[Raw data]
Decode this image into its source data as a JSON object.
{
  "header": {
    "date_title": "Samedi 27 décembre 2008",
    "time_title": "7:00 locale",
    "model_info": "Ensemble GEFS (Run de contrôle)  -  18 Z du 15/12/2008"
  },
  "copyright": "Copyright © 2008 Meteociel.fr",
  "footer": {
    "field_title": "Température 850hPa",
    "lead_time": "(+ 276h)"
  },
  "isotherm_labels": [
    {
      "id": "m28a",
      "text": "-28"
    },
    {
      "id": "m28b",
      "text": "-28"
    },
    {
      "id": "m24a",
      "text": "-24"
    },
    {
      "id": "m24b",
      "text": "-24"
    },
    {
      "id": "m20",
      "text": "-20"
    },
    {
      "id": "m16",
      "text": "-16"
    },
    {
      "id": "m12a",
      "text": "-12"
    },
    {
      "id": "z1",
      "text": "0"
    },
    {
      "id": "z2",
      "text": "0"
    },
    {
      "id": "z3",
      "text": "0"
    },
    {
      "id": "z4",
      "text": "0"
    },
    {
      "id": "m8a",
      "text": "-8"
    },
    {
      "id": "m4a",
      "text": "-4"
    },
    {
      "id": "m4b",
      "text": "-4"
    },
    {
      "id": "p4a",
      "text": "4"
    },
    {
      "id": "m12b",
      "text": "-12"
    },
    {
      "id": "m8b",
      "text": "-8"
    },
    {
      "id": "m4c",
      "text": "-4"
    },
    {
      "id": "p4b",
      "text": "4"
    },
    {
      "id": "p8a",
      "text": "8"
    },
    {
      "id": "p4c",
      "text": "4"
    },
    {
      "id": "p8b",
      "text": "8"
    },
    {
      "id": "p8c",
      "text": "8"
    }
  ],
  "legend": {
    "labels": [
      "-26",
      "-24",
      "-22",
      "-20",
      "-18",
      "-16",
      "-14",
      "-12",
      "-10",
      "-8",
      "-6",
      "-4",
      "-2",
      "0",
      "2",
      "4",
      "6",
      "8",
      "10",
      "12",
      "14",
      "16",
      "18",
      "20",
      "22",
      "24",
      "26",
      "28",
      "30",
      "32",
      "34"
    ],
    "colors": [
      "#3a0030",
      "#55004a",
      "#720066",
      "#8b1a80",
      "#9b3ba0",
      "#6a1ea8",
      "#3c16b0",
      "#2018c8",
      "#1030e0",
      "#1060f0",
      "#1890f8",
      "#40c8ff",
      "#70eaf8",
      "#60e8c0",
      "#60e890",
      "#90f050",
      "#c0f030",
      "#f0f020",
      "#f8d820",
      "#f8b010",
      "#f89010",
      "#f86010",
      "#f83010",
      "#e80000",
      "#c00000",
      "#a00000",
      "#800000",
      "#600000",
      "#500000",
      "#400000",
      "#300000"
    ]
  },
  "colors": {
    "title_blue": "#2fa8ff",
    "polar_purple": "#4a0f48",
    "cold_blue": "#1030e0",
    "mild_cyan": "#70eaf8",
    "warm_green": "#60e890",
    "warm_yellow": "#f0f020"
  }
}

[Given instruction] Print the listing above in its entirety, with every line exact.

[Result of this task]
Decode this image into its source data as a JSON object.
{
  "header": {
    "date_title": "Samedi 27 décembre 2008",
    "time_title": "7:00 locale",
    "model_info": "Ensemble GEFS (Run de contrôle)  -  18 Z du 15/12/2008"
  },
  "copyright": "Copyright © 2008 Meteociel.fr",
  "footer": {
    "field_title": "Température 850hPa",
    "lead_time": "(+ 276h)"
  },
  "isotherm_labels": [
    {
      "id": "m28a",
      "text": "-28"
    },
    {
      "id": "m28b",
      "text": "-28"
    },
    {
      "id": "m24a",
      "text": "-24"
    },
    {
      "id": "m24b",
      "text": "-24"
    },
    {
      "id": "m20",
      "text": "-20"
    },
    {
      "id": "m16",
      "text": "-16"
    },
    {
      "id": "m12a",
      "text": "-12"
    },
    {
      "id": "z1",
      "text": "0"
    },
    {
      "id": "z2",
      "text": "0"
    },
    {
      "id": "z3",
      "text": "0"
    },
    {
      "id": "z4",
      "text": "0"
    },
    {
      "id": "m8a",
      "text": "-8"
    },
    {
      "id": "m4a",
      "text": "-4"
    },
    {
      "id": "m4b",
      "text": "-4"
    },
    {
      "id": "p4a",
      "text": "4"
    },
    {
      "id": "m12b",
      "text": "-12"
    },
    {
      "id": "m8b",
      "text": "-8"
    },
    {
      "id": "m4c",
      "text": "-4"
    },
    {
      "id": "p4b",
      "text": "4"
    },
    {
      "id": "p8a",
      "text": "8"
    },
    {
      "id": "p4c",
      "text": "4"
    },
    {
      "id": "p8b",
      "text": "8"
    },
    {
      "id": "p8c",
      "text": "8"
    }
  ],
  "legend": {
    "labels": [
      "-26",
      "-24",
      "-22",
      "-20",
      "-18",
      "-16",
      "-14",
      "-12",
      "-10",
      "-8",
      "-6",
      "-4",
      "-2",
      "0",
      "2",
      "4",
      "6",
      "8",
      "10",
      "12",
      "14",
      "16",
      "18",
      "20",
      "22",
      "24",
      "26",
      "28",
      "30",
      "32",
      "34"
    ],
    "colors": [
      "#3a0030",
      "#55004a",
      "#720066",
      "#8b1a80",
      "#9b3ba0",
      "#6a1ea8",
      "#3c16b0",
      "#2018c8",
      "#1030e0",
      "#1060f0",
      "#1890f8",
      "#40c8ff",
      "#70eaf8",
      "#60e8c0",
      "#60e890",
      "#90f050",
      "#c0f030",
      "#f0f020",
      "#f8d820",
      "#f8b010",
      "#f89010",
      "#f86010",
      "#f83010",
      "#e80000",
      "#c00000",
      "#a00000",
      "#800000",
      "#600000",
      "#500000",
      "#400000",
      "#300000"
    ]
  },
  "colors": {
    "title_blue": "#2fa8ff",
    "polar_purple": "#4a0f48",
    "cold_blue": "#1030e0",
    "mild_cyan": "#70eaf8",
    "warm_green": "#60e890",
    "warm_yellow": "#f0f020"
  }
}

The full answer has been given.